• _Data provided_:
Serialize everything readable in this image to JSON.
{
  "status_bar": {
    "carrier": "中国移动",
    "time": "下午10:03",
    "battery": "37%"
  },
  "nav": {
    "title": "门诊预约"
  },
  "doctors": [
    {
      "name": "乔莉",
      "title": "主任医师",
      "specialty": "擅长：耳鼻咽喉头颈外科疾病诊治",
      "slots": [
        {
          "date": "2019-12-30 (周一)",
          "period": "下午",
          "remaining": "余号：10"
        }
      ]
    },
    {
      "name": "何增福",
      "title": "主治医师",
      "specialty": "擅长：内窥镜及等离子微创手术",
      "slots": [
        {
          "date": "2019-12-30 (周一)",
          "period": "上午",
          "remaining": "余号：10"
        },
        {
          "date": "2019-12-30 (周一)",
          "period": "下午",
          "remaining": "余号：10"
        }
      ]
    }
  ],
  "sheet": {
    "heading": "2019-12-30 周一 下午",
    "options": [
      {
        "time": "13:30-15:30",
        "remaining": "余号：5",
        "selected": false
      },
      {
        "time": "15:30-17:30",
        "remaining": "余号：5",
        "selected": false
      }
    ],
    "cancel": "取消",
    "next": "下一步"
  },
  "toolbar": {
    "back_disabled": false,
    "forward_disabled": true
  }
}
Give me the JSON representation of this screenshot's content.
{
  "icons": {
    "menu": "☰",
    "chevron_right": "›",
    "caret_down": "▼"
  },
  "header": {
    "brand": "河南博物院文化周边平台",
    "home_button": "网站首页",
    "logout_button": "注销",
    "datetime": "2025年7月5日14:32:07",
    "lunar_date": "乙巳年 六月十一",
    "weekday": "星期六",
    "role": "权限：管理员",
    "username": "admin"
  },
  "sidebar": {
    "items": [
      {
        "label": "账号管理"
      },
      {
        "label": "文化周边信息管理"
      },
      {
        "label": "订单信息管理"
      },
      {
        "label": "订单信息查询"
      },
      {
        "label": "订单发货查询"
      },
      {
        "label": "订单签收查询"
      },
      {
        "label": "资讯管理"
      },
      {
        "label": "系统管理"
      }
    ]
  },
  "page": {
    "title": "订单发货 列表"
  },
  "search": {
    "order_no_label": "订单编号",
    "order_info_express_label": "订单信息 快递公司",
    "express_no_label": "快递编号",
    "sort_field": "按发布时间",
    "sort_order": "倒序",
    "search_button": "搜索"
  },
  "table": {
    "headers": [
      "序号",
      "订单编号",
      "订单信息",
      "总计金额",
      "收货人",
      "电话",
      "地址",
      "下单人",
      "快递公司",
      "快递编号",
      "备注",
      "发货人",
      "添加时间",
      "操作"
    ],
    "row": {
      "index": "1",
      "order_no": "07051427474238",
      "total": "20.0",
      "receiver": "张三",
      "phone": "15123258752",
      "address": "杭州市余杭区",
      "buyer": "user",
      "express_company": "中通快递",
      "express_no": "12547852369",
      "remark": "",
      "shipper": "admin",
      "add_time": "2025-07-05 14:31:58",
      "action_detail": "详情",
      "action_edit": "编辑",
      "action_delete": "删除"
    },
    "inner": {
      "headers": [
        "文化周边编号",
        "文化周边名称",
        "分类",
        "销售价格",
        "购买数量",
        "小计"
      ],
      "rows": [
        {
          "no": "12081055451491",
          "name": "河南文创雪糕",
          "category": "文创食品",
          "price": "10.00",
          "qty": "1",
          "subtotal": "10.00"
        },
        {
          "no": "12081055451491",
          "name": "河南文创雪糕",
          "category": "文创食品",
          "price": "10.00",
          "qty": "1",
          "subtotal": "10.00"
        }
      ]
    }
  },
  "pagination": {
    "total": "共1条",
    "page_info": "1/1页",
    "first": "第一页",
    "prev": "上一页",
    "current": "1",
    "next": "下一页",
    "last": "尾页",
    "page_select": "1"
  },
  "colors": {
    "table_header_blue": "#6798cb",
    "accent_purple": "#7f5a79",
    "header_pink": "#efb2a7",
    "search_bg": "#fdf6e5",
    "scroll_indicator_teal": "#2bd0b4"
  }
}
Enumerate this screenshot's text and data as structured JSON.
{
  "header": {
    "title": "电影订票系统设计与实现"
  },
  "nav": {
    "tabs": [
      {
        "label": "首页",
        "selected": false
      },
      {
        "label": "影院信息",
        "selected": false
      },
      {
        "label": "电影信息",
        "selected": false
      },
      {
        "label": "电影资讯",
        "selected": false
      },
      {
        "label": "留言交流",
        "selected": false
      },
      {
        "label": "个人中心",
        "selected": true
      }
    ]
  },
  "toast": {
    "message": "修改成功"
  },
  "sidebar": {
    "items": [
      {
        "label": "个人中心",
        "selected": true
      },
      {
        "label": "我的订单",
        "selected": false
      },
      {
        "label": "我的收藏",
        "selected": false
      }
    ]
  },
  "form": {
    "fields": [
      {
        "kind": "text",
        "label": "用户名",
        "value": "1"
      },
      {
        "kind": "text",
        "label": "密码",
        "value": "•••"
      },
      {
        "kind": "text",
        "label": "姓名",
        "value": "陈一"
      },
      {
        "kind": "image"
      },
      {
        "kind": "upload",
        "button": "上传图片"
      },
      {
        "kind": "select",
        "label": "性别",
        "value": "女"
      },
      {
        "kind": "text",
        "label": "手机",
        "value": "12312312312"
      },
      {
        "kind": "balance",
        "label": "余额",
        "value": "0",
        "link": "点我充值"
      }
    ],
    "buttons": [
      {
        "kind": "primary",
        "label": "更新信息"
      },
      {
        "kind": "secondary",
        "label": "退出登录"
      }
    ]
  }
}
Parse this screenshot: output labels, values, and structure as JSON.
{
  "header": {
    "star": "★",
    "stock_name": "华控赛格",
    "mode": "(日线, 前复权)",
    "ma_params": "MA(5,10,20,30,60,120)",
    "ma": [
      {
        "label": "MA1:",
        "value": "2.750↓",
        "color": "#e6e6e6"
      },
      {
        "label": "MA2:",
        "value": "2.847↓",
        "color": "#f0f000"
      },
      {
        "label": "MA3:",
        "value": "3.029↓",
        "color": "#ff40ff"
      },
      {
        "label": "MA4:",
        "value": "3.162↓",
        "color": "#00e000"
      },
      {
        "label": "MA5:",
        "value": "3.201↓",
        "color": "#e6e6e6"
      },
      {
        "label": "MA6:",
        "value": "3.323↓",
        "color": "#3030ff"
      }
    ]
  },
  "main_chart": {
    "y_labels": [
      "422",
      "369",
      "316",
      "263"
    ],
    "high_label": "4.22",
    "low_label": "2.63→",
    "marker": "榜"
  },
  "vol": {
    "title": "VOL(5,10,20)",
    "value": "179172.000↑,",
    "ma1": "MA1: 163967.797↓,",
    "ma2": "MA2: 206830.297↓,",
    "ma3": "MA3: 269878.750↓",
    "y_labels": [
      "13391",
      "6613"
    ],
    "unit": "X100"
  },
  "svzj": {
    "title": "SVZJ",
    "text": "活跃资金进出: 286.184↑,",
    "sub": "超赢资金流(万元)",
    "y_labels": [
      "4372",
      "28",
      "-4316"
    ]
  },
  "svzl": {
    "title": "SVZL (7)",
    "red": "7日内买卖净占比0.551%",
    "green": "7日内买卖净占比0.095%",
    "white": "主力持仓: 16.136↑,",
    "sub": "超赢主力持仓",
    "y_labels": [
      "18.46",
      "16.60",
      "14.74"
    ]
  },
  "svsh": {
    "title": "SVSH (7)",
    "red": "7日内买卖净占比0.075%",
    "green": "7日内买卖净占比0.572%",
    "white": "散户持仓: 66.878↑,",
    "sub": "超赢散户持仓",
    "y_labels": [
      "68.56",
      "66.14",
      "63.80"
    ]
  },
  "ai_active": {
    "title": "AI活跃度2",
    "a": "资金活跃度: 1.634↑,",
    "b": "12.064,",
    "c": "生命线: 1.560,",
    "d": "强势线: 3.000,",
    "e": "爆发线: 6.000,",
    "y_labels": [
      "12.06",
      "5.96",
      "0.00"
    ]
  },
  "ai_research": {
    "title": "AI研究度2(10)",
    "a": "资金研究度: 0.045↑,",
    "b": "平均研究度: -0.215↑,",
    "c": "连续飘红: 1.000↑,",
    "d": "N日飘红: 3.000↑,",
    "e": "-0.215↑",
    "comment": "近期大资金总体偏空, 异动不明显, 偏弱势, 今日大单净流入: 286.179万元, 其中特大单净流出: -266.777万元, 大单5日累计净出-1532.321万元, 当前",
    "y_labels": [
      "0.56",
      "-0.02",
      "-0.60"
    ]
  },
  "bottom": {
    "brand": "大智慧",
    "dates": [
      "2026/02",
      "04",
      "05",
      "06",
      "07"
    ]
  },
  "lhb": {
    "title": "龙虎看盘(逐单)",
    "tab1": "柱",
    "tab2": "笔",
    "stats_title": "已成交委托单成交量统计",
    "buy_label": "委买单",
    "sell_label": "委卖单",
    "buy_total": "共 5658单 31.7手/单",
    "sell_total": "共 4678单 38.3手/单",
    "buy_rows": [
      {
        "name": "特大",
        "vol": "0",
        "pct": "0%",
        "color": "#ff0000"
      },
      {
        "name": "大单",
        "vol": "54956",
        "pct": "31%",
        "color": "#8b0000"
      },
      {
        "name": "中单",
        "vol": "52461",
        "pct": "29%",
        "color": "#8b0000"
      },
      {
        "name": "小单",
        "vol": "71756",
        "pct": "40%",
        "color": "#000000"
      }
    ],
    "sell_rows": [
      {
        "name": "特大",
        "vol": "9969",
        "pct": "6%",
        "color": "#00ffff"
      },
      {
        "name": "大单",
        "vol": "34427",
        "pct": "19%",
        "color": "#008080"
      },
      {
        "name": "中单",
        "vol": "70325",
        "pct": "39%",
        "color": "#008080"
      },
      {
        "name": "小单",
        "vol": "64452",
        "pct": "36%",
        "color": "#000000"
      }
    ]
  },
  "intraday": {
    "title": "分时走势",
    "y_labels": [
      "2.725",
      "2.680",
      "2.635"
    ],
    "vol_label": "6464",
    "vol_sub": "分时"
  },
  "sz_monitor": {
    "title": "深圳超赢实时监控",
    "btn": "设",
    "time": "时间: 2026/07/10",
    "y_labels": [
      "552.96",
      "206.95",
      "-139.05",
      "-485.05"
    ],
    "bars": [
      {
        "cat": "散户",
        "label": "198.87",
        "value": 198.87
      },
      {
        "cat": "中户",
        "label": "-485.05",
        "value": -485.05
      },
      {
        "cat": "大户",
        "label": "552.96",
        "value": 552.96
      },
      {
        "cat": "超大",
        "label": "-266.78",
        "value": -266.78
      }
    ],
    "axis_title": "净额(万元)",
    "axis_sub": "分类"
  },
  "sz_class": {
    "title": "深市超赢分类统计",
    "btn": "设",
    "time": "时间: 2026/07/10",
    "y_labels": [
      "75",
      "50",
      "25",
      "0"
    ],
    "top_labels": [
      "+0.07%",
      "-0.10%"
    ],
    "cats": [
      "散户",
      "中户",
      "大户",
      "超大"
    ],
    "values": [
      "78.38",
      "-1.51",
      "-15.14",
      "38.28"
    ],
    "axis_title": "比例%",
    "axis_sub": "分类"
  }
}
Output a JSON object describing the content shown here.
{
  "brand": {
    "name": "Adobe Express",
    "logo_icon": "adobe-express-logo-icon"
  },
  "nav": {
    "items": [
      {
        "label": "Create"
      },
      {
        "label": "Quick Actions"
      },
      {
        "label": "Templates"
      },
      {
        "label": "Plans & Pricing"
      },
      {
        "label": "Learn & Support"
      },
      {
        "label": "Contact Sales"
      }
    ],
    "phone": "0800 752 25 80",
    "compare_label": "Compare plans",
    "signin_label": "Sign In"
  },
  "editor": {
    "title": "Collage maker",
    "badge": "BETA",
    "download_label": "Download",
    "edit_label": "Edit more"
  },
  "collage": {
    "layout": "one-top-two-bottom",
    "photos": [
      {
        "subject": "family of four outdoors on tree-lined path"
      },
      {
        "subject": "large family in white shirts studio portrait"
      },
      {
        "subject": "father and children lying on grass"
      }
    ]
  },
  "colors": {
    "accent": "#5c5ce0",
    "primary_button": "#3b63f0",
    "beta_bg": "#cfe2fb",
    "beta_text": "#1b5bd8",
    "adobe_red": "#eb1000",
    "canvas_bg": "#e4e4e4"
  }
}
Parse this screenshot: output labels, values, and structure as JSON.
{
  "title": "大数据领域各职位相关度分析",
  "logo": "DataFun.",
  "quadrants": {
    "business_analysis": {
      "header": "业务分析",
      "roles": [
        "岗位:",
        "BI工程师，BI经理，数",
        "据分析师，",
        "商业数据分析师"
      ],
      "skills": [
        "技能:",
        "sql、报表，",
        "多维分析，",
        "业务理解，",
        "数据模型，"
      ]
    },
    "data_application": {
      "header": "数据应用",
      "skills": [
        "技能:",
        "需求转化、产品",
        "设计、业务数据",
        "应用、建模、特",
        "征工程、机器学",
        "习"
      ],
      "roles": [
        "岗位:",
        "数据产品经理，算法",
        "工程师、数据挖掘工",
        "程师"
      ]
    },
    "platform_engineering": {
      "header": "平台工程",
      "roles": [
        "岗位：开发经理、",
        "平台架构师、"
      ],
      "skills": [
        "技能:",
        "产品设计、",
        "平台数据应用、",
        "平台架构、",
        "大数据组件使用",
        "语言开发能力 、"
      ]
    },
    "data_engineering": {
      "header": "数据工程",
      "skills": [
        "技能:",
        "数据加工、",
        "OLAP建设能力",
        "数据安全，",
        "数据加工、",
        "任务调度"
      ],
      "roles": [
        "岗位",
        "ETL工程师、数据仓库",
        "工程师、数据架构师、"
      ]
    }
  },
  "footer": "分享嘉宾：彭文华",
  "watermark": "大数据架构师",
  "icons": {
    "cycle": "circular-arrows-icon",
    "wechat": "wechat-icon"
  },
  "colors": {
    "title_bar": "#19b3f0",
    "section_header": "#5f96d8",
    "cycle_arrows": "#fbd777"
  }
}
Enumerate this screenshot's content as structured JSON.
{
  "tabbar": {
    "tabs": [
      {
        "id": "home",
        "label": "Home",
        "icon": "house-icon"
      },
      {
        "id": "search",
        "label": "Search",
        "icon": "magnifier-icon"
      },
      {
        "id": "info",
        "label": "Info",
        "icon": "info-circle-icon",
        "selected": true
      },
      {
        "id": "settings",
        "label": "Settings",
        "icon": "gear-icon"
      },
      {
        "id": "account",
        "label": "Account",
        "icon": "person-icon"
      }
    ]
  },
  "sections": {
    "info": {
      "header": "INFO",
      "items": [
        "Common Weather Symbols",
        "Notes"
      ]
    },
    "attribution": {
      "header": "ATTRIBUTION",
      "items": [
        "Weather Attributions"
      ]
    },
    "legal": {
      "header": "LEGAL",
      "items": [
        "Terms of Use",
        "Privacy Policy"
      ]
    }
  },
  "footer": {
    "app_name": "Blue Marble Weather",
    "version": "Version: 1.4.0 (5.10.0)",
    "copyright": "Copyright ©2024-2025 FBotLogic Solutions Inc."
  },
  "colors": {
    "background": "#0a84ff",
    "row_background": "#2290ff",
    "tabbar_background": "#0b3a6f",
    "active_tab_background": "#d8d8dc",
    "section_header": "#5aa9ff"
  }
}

• _Short problem_: Which lines hold the word "Enumerate"? Copy each of them from the records.

• _The result_:
Enumerate this screenshot's text and data as structured JSON.
Enumerate this screenshot's content as structured JSON.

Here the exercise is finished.